### [EJERCICIO]
Transcribe de nuevo todas las filas siguientes sin alterar ningún carácter.

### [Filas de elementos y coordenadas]
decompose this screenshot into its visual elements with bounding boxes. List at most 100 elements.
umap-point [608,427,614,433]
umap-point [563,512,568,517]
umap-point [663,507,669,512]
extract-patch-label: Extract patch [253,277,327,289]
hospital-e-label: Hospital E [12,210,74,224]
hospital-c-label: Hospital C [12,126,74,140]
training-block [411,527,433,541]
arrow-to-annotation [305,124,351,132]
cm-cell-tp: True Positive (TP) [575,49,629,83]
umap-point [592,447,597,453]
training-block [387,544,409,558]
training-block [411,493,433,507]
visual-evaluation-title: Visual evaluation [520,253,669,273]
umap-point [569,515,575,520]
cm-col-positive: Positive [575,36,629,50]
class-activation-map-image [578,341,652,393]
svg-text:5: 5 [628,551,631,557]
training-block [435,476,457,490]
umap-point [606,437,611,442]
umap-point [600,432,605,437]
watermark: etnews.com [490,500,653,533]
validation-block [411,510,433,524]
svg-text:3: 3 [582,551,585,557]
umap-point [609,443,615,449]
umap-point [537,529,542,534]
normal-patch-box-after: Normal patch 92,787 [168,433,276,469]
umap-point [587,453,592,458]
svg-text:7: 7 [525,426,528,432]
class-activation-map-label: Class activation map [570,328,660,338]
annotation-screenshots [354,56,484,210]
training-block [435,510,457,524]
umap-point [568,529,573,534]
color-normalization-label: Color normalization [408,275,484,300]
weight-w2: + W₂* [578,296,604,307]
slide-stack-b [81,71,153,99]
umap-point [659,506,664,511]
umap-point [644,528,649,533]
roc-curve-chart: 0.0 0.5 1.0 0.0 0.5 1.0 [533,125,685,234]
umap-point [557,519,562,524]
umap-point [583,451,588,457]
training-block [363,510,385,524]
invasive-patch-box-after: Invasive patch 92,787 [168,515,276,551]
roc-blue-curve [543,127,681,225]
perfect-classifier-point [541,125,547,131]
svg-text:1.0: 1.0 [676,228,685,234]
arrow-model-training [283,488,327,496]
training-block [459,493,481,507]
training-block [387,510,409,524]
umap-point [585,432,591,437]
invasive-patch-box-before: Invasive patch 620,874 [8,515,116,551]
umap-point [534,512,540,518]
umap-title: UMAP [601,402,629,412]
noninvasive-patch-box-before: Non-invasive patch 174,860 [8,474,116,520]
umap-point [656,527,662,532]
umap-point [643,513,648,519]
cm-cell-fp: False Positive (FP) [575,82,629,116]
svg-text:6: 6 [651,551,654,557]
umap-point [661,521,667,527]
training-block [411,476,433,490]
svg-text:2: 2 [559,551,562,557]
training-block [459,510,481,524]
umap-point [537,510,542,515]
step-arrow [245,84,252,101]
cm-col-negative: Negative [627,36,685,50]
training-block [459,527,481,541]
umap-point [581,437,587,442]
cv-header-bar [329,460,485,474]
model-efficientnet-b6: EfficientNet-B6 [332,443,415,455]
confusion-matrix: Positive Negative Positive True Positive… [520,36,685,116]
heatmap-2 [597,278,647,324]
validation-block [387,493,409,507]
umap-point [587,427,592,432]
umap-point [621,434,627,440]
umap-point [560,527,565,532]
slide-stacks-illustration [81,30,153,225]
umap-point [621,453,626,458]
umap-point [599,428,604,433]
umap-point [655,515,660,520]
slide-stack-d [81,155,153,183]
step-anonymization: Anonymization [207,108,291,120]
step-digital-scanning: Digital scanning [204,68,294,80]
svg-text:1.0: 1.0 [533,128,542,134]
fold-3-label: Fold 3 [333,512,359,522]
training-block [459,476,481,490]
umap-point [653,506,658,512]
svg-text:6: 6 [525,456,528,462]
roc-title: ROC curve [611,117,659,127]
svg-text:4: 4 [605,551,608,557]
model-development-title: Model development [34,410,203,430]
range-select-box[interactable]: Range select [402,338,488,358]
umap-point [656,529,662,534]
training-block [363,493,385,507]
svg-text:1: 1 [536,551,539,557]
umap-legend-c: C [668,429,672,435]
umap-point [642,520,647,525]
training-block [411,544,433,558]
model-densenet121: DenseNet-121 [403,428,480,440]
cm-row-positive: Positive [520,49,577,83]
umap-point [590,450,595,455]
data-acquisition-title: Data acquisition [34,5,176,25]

### [RESPUESTA ESCRITA]
decompose this screenshot into its visual elements with bounding boxes. List at most 100 elements.
umap-point [608,427,614,433]
umap-point [563,512,568,517]
umap-point [663,507,669,512]
extract-patch-label: Extract patch [253,277,327,289]
hospital-e-label: Hospital E [12,210,74,224]
hospital-c-label: Hospital C [12,126,74,140]
training-block [411,527,433,541]
arrow-to-annotation [305,124,351,132]
cm-cell-tp: True Positive (TP) [575,49,629,83]
umap-point [592,447,597,453]
training-block [387,544,409,558]
training-block [411,493,433,507]
visual-evaluation-title: Visual evaluation [520,253,669,273]
umap-point [569,515,575,520]
cm-col-positive: Positive [575,36,629,50]
class-activation-map-image [578,341,652,393]
svg-text:5: 5 [628,551,631,557]
training-block [435,476,457,490]
umap-point [606,437,611,442]
umap-point [600,432,605,437]
watermark: etnews.com [490,500,653,533]
validation-block [411,510,433,524]
svg-text:3: 3 [582,551,585,557]
umap-point [609,443,615,449]
umap-point [537,529,542,534]
normal-patch-box-after: Normal patch 92,787 [168,433,276,469]
umap-point [587,453,592,458]
svg-text:7: 7 [525,426,528,432]
class-activation-map-label: Class activation map [570,328,660,338]
annotation-screenshots [354,56,484,210]
training-block [435,510,457,524]
umap-point [568,529,573,534]
color-normalization-label: Color normalization [408,275,484,300]
weight-w2: + W₂* [578,296,604,307]
slide-stack-b [81,71,153,99]
umap-point [659,506,664,511]
umap-point [644,528,649,533]
roc-curve-chart: 0.0 0.5 1.0 0.0 0.5 1.0 [533,125,685,234]
umap-point [557,519,562,524]
umap-point [583,451,588,457]
training-block [363,510,385,524]
invasive-patch-box-after: Invasive patch 92,787 [168,515,276,551]
roc-blue-curve [543,127,681,225]
perfect-classifier-point [541,125,547,131]
svg-text:1.0: 1.0 [676,228,685,234]
arrow-model-training [283,488,327,496]
training-block [459,493,481,507]
training-block [387,510,409,524]
umap-point [585,432,591,437]
invasive-patch-box-before: Invasive patch 620,874 [8,515,116,551]
umap-point [534,512,540,518]
umap-title: UMAP [601,402,629,412]
noninvasive-patch-box-before: Non-invasive patch 174,860 [8,474,116,520]
umap-point [656,527,662,532]
umap-point [643,513,648,519]
cm-cell-fp: False Positive (FP) [575,82,629,116]
svg-text:6: 6 [651,551,654,557]
umap-point [661,521,667,527]
training-block [411,476,433,490]
svg-text:2: 2 [559,551,562,557]
training-block [459,510,481,524]
umap-point [537,510,542,515]
step-arrow [245,84,252,101]
cm-col-negative: Negative [627,36,685,50]
training-block [459,527,481,541]
umap-point [581,437,587,442]
cv-header-bar [329,460,485,474]
model-efficientnet-b6: EfficientNet-B6 [332,443,415,455]
confusion-matrix: Positive Negative Positive True Positive… [520,36,685,116]
heatmap-2 [597,278,647,324]
validation-block [387,493,409,507]
umap-point [587,427,592,432]
umap-point [621,434,627,440]
umap-point [560,527,565,532]
slide-stacks-illustration [81,30,153,225]
umap-point [621,453,626,458]
umap-point [599,428,604,433]
umap-point [655,515,660,520]
slide-stack-d [81,155,153,183]
step-anonymization: Anonymization [207,108,291,120]
step-digital-scanning: Digital scanning [204,68,294,80]
svg-text:1.0: 1.0 [533,128,542,134]
fold-3-label: Fold 3 [333,512,359,522]
training-block [459,476,481,490]
umap-point [653,506,658,512]
svg-text:6: 6 [525,456,528,462]
roc-title: ROC curve [611,117,659,127]
svg-text:4: 4 [605,551,608,557]
model-development-title: Model development [34,410,203,430]
range-select-box[interactable]: Range select [402,338,488,358]
umap-point [656,529,662,534]
training-block [363,493,385,507]
svg-text:1: 1 [536,551,539,557]
umap-legend-c: C [668,429,672,435]
umap-point [642,520,647,525]
training-block [411,544,433,558]
model-densenet121: DenseNet-121 [403,428,480,440]
cm-row-positive: Positive [520,49,577,83]
umap-point [590,450,595,455]
data-acquisition-title: Data acquisition [34,5,176,25]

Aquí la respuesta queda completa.